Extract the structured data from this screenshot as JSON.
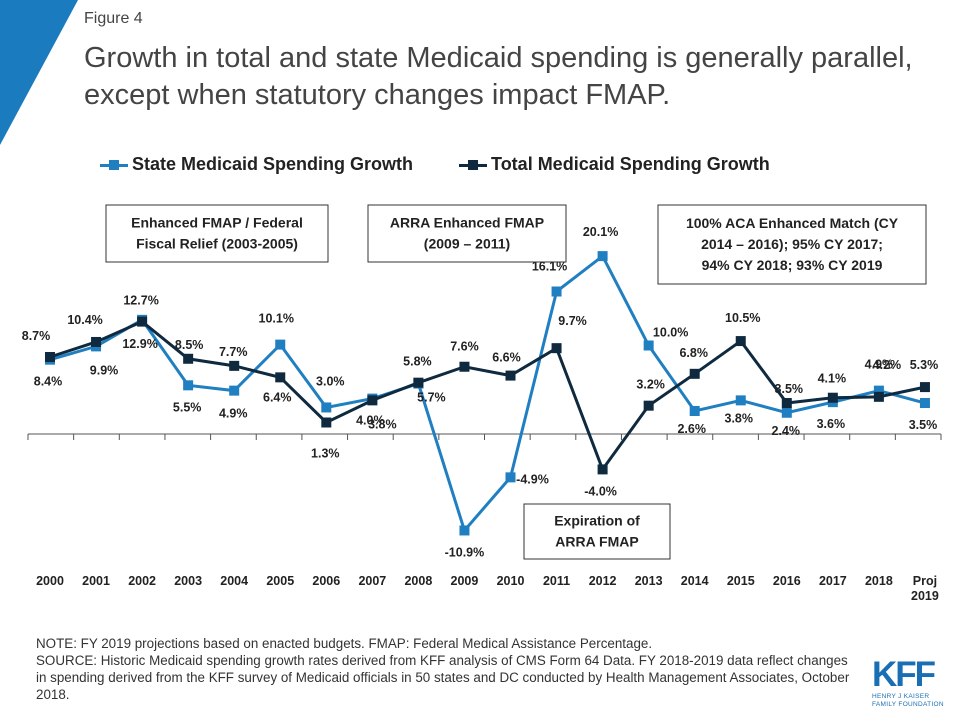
{
  "header": {
    "figure_label": "Figure 4",
    "title": "Growth in total and state Medicaid spending is generally parallel, except when statutory changes impact FMAP."
  },
  "colors": {
    "state": "#1f7fc1",
    "total": "#0f2a3f",
    "accent": "#1a7bbf"
  },
  "chart_data": {
    "type": "line",
    "categories": [
      "2000",
      "2001",
      "2002",
      "2003",
      "2004",
      "2005",
      "2006",
      "2007",
      "2008",
      "2009",
      "2010",
      "2011",
      "2012",
      "2013",
      "2014",
      "2015",
      "2016",
      "2017",
      "2018",
      "Proj 2019"
    ],
    "ylim": [
      -13,
      17
    ],
    "grid": false,
    "legend_position": "top",
    "series": [
      {
        "name": "State Medicaid Spending Growth",
        "color": "#1f7fc1",
        "values": [
          8.4,
          9.9,
          12.9,
          5.5,
          4.9,
          10.1,
          3.0,
          4.0,
          5.7,
          -10.9,
          -4.9,
          16.1,
          20.1,
          10.0,
          2.6,
          3.8,
          2.4,
          3.6,
          4.9,
          3.5
        ],
        "labels": [
          "8.4%",
          "9.9%",
          "12.9%",
          "5.5%",
          "4.9%",
          "10.1%",
          "3.0%",
          "4.0%",
          "5.7%",
          "-10.9%",
          "-4.9%",
          "16.1%",
          "20.1%",
          "10.0%",
          "2.6%",
          "3.8%",
          "2.4%",
          "3.6%",
          "4.9%",
          "3.5%"
        ]
      },
      {
        "name": "Total Medicaid Spending Growth",
        "color": "#0f2a3f",
        "values": [
          8.7,
          10.4,
          12.7,
          8.5,
          7.7,
          6.4,
          1.3,
          3.8,
          5.8,
          7.6,
          6.6,
          9.7,
          -4.0,
          3.2,
          6.8,
          10.5,
          3.5,
          4.1,
          4.2,
          5.3
        ],
        "labels": [
          "8.7%",
          "10.4%",
          "12.7%",
          "8.5%",
          "7.7%",
          "6.4%",
          "1.3%",
          "3.8%",
          "5.8%",
          "7.6%",
          "6.6%",
          "9.7%",
          "-4.0%",
          "3.2%",
          "6.8%",
          "10.5%",
          "3.5%",
          "4.1%",
          "4.2%",
          "5.3%"
        ]
      }
    ],
    "annotations": [
      {
        "lines": [
          "Enhanced FMAP / Federal",
          "Fiscal Relief (2003-2005)"
        ]
      },
      {
        "lines": [
          "ARRA Enhanced FMAP",
          "(2009 – 2011)"
        ]
      },
      {
        "lines": [
          "100% ACA Enhanced Match (CY",
          "2014 – 2016); 95% CY 2017;",
          "94% CY 2018; 93% CY 2019"
        ]
      },
      {
        "lines": [
          "Expiration of",
          "ARRA  FMAP"
        ]
      }
    ]
  },
  "footer": {
    "note": "NOTE: FY 2019 projections based on enacted budgets. FMAP:  Federal Medical Assistance Percentage.",
    "source": "SOURCE: Historic Medicaid spending growth rates derived from KFF analysis of CMS Form 64 Data. FY 2018-2019 data reflect changes in spending derived from the KFF survey of Medicaid officials in 50 states and DC conducted by Health Management Associates, October 2018."
  },
  "logo": {
    "mark": "KFF",
    "line1": "HENRY J KAISER",
    "line2": "FAMILY FOUNDATION"
  }
}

AIM OF THE TASK:
Count every line in the data where the string "Federal" occurs. Give nothing except the number.

THE COMPLETED TASK:
2